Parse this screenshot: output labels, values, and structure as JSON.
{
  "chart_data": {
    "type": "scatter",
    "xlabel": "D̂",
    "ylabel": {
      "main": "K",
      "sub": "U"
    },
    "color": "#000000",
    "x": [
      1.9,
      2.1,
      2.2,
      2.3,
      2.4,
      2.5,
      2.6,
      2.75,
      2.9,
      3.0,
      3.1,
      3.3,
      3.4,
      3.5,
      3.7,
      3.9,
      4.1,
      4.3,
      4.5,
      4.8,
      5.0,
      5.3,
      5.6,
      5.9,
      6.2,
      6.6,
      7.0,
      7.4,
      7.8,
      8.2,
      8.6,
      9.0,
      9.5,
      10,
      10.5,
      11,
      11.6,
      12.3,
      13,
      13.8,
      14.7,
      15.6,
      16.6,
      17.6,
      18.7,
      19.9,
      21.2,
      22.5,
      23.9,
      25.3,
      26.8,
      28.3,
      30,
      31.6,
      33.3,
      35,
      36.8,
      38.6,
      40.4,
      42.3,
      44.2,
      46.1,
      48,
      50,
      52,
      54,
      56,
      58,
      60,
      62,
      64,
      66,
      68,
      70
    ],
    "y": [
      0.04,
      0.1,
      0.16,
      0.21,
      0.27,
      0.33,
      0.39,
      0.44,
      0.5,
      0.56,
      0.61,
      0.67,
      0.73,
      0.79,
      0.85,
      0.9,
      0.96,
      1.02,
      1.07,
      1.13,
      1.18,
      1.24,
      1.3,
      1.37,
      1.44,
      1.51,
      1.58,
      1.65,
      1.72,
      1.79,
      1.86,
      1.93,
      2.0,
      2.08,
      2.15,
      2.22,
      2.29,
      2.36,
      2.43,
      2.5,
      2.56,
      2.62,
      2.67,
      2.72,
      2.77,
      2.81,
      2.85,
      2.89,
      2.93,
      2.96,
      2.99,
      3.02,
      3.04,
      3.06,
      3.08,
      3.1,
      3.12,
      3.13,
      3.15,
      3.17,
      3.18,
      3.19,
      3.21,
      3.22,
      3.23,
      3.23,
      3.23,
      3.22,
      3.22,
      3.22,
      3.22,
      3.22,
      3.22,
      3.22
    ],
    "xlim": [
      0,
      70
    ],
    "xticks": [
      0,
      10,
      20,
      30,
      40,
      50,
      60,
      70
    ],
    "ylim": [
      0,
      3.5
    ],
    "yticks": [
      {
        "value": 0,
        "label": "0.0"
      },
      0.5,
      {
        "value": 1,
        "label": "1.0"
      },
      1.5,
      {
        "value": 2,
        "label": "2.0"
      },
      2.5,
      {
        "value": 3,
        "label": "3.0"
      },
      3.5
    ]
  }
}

TASK TO COMPLETE
Extract all of the material exactly as it is written.

EXERCISE SOLUTION
Parse this screenshot: output labels, values, and structure as JSON.
{
  "chart_data": {
    "type": "scatter",
    "xlabel": "D̂",
    "ylabel": {
      "main": "K",
      "sub": "U"
    },
    "color": "#000000",
    "x": [
      1.9,
      2.1,
      2.2,
      2.3,
      2.4,
      2.5,
      2.6,
      2.75,
      2.9,
      3.0,
      3.1,
      3.3,
      3.4,
      3.5,
      3.7,
      3.9,
      4.1,
      4.3,
      4.5,
      4.8,
      5.0,
      5.3,
      5.6,
      5.9,
      6.2,
      6.6,
      7.0,
      7.4,
      7.8,
      8.2,
      8.6,
      9.0,
      9.5,
      10,
      10.5,
      11,
      11.6,
      12.3,
      13,
      13.8,
      14.7,
      15.6,
      16.6,
      17.6,
      18.7,
      19.9,
      21.2,
      22.5,
      23.9,
      25.3,
      26.8,
      28.3,
      30,
      31.6,
      33.3,
      35,
      36.8,
      38.6,
      40.4,
      42.3,
      44.2,
      46.1,
      48,
      50,
      52,
      54,
      56,
      58,
      60,
      62,
      64,
      66,
      68,
      70
    ],
    "y": [
      0.04,
      0.1,
      0.16,
      0.21,
      0.27,
      0.33,
      0.39,
      0.44,
      0.5,
      0.56,
      0.61,
      0.67,
      0.73,
      0.79,
      0.85,
      0.9,
      0.96,
      1.02,
      1.07,
      1.13,
      1.18,
      1.24,
      1.3,
      1.37,
      1.44,
      1.51,
      1.58,
      1.65,
      1.72,
      1.79,
      1.86,
      1.93,
      2.0,
      2.08,
      2.15,
      2.22,
      2.29,
      2.36,
      2.43,
      2.5,
      2.56,
      2.62,
      2.67,
      2.72,
      2.77,
      2.81,
      2.85,
      2.89,
      2.93,
      2.96,
      2.99,
      3.02,
      3.04,
      3.06,
      3.08,
      3.1,
      3.12,
      3.13,
      3.15,
      3.17,
      3.18,
      3.19,
      3.21,
      3.22,
      3.23,
      3.23,
      3.23,
      3.22,
      3.22,
      3.22,
      3.22,
      3.22,
      3.22,
      3.22
    ],
    "xlim": [
      0,
      70
    ],
    "xticks": [
      0,
      10,
      20,
      30,
      40,
      50,
      60,
      70
    ],
    "ylim": [
      0,
      3.5
    ],
    "yticks": [
      {
        "value": 0,
        "label": "0.0"
      },
      0.5,
      {
        "value": 1,
        "label": "1.0"
      },
      1.5,
      {
        "value": 2,
        "label": "2.0"
      },
      2.5,
      {
        "value": 3,
        "label": "3.0"
      },
      3.5
    ]
  }
}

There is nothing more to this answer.